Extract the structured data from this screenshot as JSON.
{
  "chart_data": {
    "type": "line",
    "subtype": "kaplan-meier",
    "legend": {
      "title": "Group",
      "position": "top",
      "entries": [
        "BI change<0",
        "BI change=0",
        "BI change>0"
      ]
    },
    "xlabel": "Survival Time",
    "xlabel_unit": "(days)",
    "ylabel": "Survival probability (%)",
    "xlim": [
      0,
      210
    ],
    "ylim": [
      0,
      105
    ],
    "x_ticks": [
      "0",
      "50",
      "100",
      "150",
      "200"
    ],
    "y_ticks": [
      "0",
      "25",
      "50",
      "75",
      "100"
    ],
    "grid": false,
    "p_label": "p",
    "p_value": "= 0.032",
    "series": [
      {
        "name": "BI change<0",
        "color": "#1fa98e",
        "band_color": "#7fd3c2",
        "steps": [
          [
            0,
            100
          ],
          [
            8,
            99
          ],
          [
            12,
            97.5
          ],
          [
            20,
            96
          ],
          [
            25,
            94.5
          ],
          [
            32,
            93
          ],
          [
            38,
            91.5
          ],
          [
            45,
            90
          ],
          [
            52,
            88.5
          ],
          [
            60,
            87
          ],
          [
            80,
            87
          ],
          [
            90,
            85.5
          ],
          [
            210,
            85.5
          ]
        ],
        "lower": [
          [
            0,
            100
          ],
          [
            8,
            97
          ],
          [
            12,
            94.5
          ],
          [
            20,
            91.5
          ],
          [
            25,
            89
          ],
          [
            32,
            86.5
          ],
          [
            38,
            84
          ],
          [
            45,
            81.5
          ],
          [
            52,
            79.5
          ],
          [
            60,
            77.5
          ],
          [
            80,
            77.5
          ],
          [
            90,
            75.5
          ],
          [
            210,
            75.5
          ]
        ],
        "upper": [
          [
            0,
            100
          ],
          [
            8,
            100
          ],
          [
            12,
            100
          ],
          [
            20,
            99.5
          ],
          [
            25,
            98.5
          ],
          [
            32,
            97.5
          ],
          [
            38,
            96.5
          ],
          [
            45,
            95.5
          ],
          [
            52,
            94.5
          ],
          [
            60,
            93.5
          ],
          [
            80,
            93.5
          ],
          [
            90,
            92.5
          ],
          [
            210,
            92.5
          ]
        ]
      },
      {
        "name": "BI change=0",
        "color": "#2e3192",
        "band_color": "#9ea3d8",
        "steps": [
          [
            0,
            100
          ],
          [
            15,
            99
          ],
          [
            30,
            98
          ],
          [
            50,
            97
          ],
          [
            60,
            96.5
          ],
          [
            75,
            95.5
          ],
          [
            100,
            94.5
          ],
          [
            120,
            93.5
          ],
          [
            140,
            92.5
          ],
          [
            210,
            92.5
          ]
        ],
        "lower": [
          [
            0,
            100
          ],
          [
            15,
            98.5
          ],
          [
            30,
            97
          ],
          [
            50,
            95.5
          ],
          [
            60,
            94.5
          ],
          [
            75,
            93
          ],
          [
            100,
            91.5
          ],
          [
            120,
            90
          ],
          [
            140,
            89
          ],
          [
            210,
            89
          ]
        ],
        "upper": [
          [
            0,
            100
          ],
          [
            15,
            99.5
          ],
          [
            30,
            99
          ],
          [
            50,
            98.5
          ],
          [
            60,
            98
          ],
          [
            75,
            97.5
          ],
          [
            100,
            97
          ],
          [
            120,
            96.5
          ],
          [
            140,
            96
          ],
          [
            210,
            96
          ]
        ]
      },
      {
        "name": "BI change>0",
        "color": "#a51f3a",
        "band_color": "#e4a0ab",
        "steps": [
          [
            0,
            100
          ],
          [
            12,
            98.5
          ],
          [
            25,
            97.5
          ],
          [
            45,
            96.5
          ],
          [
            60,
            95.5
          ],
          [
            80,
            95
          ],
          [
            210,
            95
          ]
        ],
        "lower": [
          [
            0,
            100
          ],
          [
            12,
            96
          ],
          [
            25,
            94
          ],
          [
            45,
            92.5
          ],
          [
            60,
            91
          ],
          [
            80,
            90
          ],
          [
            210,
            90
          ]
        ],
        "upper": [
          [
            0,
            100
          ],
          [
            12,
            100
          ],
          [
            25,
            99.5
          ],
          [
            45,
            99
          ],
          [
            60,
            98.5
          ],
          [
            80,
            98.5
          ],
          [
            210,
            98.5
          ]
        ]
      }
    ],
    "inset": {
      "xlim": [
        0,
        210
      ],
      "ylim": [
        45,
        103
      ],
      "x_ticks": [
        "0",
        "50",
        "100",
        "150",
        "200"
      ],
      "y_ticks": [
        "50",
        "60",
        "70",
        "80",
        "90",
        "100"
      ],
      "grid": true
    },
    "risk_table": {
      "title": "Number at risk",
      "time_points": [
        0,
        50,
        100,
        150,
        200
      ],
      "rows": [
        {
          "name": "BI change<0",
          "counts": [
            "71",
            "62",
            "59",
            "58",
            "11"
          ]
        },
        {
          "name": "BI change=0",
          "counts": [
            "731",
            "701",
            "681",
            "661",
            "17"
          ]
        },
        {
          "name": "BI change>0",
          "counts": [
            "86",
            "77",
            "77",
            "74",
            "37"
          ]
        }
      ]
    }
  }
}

▸ **TASK INSTRUCTIONS**
Take the material above and return all of it exactly.

▸ **TASK OUTPUT**
Extract the structured data from this screenshot as JSON.
{
  "chart_data": {
    "type": "line",
    "subtype": "kaplan-meier",
    "legend": {
      "title": "Group",
      "position": "top",
      "entries": [
        "BI change<0",
        "BI change=0",
        "BI change>0"
      ]
    },
    "xlabel": "Survival Time",
    "xlabel_unit": "(days)",
    "ylabel": "Survival probability (%)",
    "xlim": [
      0,
      210
    ],
    "ylim": [
      0,
      105
    ],
    "x_ticks": [
      "0",
      "50",
      "100",
      "150",
      "200"
    ],
    "y_ticks": [
      "0",
      "25",
      "50",
      "75",
      "100"
    ],
    "grid": false,
    "p_label": "p",
    "p_value": "= 0.032",
    "series": [
      {
        "name": "BI change<0",
        "color": "#1fa98e",
        "band_color": "#7fd3c2",
        "steps": [
          [
            0,
            100
          ],
          [
            8,
            99
          ],
          [
            12,
            97.5
          ],
          [
            20,
            96
          ],
          [
            25,
            94.5
          ],
          [
            32,
            93
          ],
          [
            38,
            91.5
          ],
          [
            45,
            90
          ],
          [
            52,
            88.5
          ],
          [
            60,
            87
          ],
          [
            80,
            87
          ],
          [
            90,
            85.5
          ],
          [
            210,
            85.5
          ]
        ],
        "lower": [
          [
            0,
            100
          ],
          [
            8,
            97
          ],
          [
            12,
            94.5
          ],
          [
            20,
            91.5
          ],
          [
            25,
            89
          ],
          [
            32,
            86.5
          ],
          [
            38,
            84
          ],
          [
            45,
            81.5
          ],
          [
            52,
            79.5
          ],
          [
            60,
            77.5
          ],
          [
            80,
            77.5
          ],
          [
            90,
            75.5
          ],
          [
            210,
            75.5
          ]
        ],
        "upper": [
          [
            0,
            100
          ],
          [
            8,
            100
          ],
          [
            12,
            100
          ],
          [
            20,
            99.5
          ],
          [
            25,
            98.5
          ],
          [
            32,
            97.5
          ],
          [
            38,
            96.5
          ],
          [
            45,
            95.5
          ],
          [
            52,
            94.5
          ],
          [
            60,
            93.5
          ],
          [
            80,
            93.5
          ],
          [
            90,
            92.5
          ],
          [
            210,
            92.5
          ]
        ]
      },
      {
        "name": "BI change=0",
        "color": "#2e3192",
        "band_color": "#9ea3d8",
        "steps": [
          [
            0,
            100
          ],
          [
            15,
            99
          ],
          [
            30,
            98
          ],
          [
            50,
            97
          ],
          [
            60,
            96.5
          ],
          [
            75,
            95.5
          ],
          [
            100,
            94.5
          ],
          [
            120,
            93.5
          ],
          [
            140,
            92.5
          ],
          [
            210,
            92.5
          ]
        ],
        "lower": [
          [
            0,
            100
          ],
          [
            15,
            98.5
          ],
          [
            30,
            97
          ],
          [
            50,
            95.5
          ],
          [
            60,
            94.5
          ],
          [
            75,
            93
          ],
          [
            100,
            91.5
          ],
          [
            120,
            90
          ],
          [
            140,
            89
          ],
          [
            210,
            89
          ]
        ],
        "upper": [
          [
            0,
            100
          ],
          [
            15,
            99.5
          ],
          [
            30,
            99
          ],
          [
            50,
            98.5
          ],
          [
            60,
            98
          ],
          [
            75,
            97.5
          ],
          [
            100,
            97
          ],
          [
            120,
            96.5
          ],
          [
            140,
            96
          ],
          [
            210,
            96
          ]
        ]
      },
      {
        "name": "BI change>0",
        "color": "#a51f3a",
        "band_color": "#e4a0ab",
        "steps": [
          [
            0,
            100
          ],
          [
            12,
            98.5
          ],
          [
            25,
            97.5
          ],
          [
            45,
            96.5
          ],
          [
            60,
            95.5
          ],
          [
            80,
            95
          ],
          [
            210,
            95
          ]
        ],
        "lower": [
          [
            0,
            100
          ],
          [
            12,
            96
          ],
          [
            25,
            94
          ],
          [
            45,
            92.5
          ],
          [
            60,
            91
          ],
          [
            80,
            90
          ],
          [
            210,
            90
          ]
        ],
        "upper": [
          [
            0,
            100
          ],
          [
            12,
            100
          ],
          [
            25,
            99.5
          ],
          [
            45,
            99
          ],
          [
            60,
            98.5
          ],
          [
            80,
            98.5
          ],
          [
            210,
            98.5
          ]
        ]
      }
    ],
    "inset": {
      "xlim": [
        0,
        210
      ],
      "ylim": [
        45,
        103
      ],
      "x_ticks": [
        "0",
        "50",
        "100",
        "150",
        "200"
      ],
      "y_ticks": [
        "50",
        "60",
        "70",
        "80",
        "90",
        "100"
      ],
      "grid": true
    },
    "risk_table": {
      "title": "Number at risk",
      "time_points": [
        0,
        50,
        100,
        150,
        200
      ],
      "rows": [
        {
          "name": "BI change<0",
          "counts": [
            "71",
            "62",
            "59",
            "58",
            "11"
          ]
        },
        {
          "name": "BI change=0",
          "counts": [
            "731",
            "701",
            "681",
            "661",
            "17"
          ]
        },
        {
          "name": "BI change>0",
          "counts": [
            "86",
            "77",
            "77",
            "74",
            "37"
          ]
        }
      ]
    }
  }
}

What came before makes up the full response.